## Set problem A:
Pick out each line of the records that contains the string "text", and copy those lines.

Men's Basketball Falls To No. 6 Kentucky, 82-62
December 29, 2001 | Men's Basketball
Dec 29, 2001
By STEVE BAILEY
        AP Sports Writer
LEXINGTON, Ky. - Kentucky gave Rick Pitino and his new team a rude welcome Saturday.
Tayshaun Prince scored 18 points, and Keith Bogans added 17 as No. 6 Kentucky beat archrival Louisville and Pitino 82-62 in his return to Rupp Arena.
Gerald Fitch and Marquis Estill added 10 points each as the Wildcats (8-2) beat the Cardinals for the third straight year.
Reece Gaines, Carlos Hurt and Bryant Northern all scored 10 for Louisville (9-2), which had won eight straight games.
The victory was Kentucky coach Tubby Smith's first over a Pitino-coached team in six tries.
Before tipoff, Pitino - who led Kentucky to the 1996 national championship but left a year later for the Boston Celtics - shook hands with Smith, his former assistant and close friend.
Pitino coached Kentucky from 1989-97, taking over a program ruined by scandal and leading it back to national prominence. He resigned from the Celtics in January after 3 unsuccessful seasons and two months later accepted the Louisville job, vacated by Hall of Fame coach Denny Crum.
"Their coach is still a Crum!" read one sign Saturday in the arena's pulsating sea of Kentucky blue.
Kentucky led by four at halftime but turned up the defensive pressure to start the second half. Louisville missed 13 of its first 16 shots to open the half as the Wildcats took control.
Kentucky hit five of its first seven shots to push the lead to 48-37 by the first TV timeout, sending the crowd into a frenzy.
Bogans scored seven points, and Prince four during the 12-2 run that gave Kentucky its largest lead to that point.
Following the timeout, Prince scored on a layup and a rim-rattling two-handed dunk, forcing Pitino to call timeout with 13:41 remaining.

## Set problem B:
Answer these questions from the game report above:
(i) How many points did Tayshaun Prince score?
(ii) Which team did Pitino leave Kentucky to coach?
(iii) What was Kentucky's lead by the first TV timeout of the second half?

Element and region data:
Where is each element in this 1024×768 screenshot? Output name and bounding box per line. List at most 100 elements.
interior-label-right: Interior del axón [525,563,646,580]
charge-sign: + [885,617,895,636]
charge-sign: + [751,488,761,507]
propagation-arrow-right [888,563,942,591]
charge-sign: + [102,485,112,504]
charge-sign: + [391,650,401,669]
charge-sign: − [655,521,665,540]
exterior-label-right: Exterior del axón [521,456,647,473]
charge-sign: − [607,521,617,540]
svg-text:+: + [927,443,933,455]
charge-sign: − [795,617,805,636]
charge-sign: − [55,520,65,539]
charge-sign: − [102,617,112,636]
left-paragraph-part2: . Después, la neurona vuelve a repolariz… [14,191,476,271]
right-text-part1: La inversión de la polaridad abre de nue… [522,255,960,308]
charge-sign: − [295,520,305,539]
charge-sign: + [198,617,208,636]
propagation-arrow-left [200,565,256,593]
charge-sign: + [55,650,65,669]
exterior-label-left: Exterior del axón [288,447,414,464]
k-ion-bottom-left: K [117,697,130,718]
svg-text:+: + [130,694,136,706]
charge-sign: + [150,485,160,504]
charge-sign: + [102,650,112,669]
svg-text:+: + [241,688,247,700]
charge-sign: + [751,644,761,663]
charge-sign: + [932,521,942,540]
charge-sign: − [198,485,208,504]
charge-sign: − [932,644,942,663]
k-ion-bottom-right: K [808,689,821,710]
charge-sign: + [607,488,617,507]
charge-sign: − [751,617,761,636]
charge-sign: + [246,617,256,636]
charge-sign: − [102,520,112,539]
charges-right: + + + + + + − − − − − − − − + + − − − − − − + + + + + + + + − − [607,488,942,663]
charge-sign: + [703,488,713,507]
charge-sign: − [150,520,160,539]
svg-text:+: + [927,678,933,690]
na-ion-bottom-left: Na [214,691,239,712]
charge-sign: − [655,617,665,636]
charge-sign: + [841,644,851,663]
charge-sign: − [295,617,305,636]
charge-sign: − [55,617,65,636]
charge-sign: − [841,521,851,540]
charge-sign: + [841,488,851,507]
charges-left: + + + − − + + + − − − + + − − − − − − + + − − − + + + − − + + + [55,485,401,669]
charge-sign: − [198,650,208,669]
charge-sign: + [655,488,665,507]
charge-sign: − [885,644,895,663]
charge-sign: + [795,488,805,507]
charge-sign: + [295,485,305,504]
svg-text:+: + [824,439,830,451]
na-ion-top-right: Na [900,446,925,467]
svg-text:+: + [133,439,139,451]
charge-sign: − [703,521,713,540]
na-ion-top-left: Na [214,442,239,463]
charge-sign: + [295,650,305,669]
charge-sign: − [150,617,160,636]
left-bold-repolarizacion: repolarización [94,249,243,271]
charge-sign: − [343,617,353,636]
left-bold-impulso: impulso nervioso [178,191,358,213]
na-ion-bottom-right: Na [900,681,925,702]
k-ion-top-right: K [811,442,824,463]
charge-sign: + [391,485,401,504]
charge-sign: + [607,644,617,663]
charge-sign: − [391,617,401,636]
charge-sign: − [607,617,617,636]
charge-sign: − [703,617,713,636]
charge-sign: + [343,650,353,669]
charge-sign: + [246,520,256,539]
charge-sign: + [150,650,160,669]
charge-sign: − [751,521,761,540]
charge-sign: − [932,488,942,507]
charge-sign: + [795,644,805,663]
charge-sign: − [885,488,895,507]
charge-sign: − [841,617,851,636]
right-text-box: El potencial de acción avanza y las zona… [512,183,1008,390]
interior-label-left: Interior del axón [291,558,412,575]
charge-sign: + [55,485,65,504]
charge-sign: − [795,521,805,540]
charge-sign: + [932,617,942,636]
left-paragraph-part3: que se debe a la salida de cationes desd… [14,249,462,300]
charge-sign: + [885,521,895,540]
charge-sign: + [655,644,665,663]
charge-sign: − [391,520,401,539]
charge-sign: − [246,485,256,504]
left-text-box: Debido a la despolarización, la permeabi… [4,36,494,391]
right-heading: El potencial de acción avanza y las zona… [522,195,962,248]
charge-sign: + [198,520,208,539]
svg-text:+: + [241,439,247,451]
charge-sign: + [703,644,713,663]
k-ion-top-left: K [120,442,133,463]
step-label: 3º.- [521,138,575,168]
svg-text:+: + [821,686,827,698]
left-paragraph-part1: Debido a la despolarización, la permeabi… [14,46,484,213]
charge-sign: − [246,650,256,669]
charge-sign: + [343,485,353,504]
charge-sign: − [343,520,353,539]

## Final answer A:
svg-text:+: + [927,443,933,455]
right-text-part1: La inversión de la polaridad abre de nue… [522,255,960,308]
svg-text:+: + [130,694,136,706]
svg-text:+: + [241,688,247,700]
svg-text:+: + [927,678,933,690]
svg-text:+: + [824,439,830,451]
svg-text:+: + [133,439,139,451]
right-text-box: El potencial de acción avanza y las zona… [512,183,1008,390]
left-text-box: Debido a la despolarización, la permeabi… [4,36,494,391]
svg-text:+: + [241,439,247,451]
svg-text:+: + [821,686,827,698]

## Final answer B:
(i) 18 points
(ii) The Boston Celtics
(iii) 48-37